:: Task details ::
Below are the records; copy each line in them that holds the word "Velocity".

:: Entries with figure data ::
============================================================

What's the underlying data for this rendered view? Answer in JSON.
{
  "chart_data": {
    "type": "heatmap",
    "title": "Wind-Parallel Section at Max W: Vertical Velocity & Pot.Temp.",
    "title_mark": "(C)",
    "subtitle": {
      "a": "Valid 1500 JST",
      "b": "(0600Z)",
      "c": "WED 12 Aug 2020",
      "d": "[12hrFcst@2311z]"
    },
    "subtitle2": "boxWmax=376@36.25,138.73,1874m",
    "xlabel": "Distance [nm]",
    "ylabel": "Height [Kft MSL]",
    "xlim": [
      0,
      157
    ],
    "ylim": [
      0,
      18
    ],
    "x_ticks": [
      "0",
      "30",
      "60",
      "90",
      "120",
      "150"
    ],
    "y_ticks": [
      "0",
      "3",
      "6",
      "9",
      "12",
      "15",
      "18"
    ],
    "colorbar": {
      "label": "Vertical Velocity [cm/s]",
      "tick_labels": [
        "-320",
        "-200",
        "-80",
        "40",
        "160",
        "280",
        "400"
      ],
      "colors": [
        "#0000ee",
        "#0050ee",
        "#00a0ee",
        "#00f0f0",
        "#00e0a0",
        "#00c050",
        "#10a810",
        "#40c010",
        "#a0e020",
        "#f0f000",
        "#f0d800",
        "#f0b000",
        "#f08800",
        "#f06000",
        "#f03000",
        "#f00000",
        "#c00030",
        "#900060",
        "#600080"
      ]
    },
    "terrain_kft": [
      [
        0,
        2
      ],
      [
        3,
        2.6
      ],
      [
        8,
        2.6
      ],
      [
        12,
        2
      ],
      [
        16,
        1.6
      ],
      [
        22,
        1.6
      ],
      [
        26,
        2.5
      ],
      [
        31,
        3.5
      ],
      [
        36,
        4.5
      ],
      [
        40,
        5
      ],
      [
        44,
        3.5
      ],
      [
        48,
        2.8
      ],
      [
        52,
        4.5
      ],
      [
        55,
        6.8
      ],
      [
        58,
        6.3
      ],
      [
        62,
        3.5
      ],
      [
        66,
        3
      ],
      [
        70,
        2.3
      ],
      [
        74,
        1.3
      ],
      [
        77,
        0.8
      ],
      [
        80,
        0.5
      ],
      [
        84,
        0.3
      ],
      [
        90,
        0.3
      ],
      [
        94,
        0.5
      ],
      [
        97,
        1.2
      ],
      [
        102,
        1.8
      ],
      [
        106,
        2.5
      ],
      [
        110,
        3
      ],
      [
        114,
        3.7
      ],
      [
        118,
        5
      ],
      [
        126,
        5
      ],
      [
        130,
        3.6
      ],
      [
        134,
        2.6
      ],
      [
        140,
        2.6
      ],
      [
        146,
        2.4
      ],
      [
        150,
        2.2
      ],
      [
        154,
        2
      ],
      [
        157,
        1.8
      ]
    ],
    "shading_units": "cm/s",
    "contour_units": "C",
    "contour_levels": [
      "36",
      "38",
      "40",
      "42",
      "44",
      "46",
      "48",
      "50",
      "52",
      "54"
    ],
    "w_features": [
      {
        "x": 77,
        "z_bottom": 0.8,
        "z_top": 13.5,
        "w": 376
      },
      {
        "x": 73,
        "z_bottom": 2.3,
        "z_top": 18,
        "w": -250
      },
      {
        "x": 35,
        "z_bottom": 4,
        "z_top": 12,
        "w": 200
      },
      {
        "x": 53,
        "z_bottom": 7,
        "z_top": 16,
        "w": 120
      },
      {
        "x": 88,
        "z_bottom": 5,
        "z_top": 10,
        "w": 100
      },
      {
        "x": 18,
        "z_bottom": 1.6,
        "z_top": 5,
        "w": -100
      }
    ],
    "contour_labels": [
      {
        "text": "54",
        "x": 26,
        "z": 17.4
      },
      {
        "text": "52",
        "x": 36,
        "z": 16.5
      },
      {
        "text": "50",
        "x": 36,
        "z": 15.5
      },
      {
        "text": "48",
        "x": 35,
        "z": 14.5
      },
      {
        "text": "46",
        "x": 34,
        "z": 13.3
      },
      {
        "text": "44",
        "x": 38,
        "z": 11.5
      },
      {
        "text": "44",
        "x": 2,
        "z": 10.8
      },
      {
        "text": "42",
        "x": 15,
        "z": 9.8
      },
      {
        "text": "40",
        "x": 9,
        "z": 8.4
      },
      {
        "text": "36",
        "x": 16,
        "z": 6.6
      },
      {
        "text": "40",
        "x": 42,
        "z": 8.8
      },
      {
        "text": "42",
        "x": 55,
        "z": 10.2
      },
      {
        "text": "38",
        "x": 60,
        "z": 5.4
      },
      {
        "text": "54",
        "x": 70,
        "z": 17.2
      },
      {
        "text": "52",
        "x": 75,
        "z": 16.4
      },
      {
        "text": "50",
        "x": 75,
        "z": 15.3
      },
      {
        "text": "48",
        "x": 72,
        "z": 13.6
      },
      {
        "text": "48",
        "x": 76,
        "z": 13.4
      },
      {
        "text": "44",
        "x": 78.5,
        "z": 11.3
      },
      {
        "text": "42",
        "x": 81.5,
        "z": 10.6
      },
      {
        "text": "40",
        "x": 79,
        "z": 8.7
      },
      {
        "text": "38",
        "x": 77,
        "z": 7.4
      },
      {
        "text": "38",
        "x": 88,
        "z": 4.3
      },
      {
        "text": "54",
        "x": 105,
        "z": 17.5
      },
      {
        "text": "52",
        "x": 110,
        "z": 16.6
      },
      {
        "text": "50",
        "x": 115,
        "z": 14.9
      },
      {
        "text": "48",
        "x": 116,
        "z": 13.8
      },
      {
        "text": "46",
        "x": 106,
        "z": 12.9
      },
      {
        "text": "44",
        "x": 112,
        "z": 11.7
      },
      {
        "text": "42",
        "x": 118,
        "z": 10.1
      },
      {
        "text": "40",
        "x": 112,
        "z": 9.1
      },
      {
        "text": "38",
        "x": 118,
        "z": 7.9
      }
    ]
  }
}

============================================================

:: Full output ::
    "title": "Wind-Parallel Section at Max W: Vertical Velocity & Pot.Temp.",
      "label": "Vertical Velocity [cm/s]",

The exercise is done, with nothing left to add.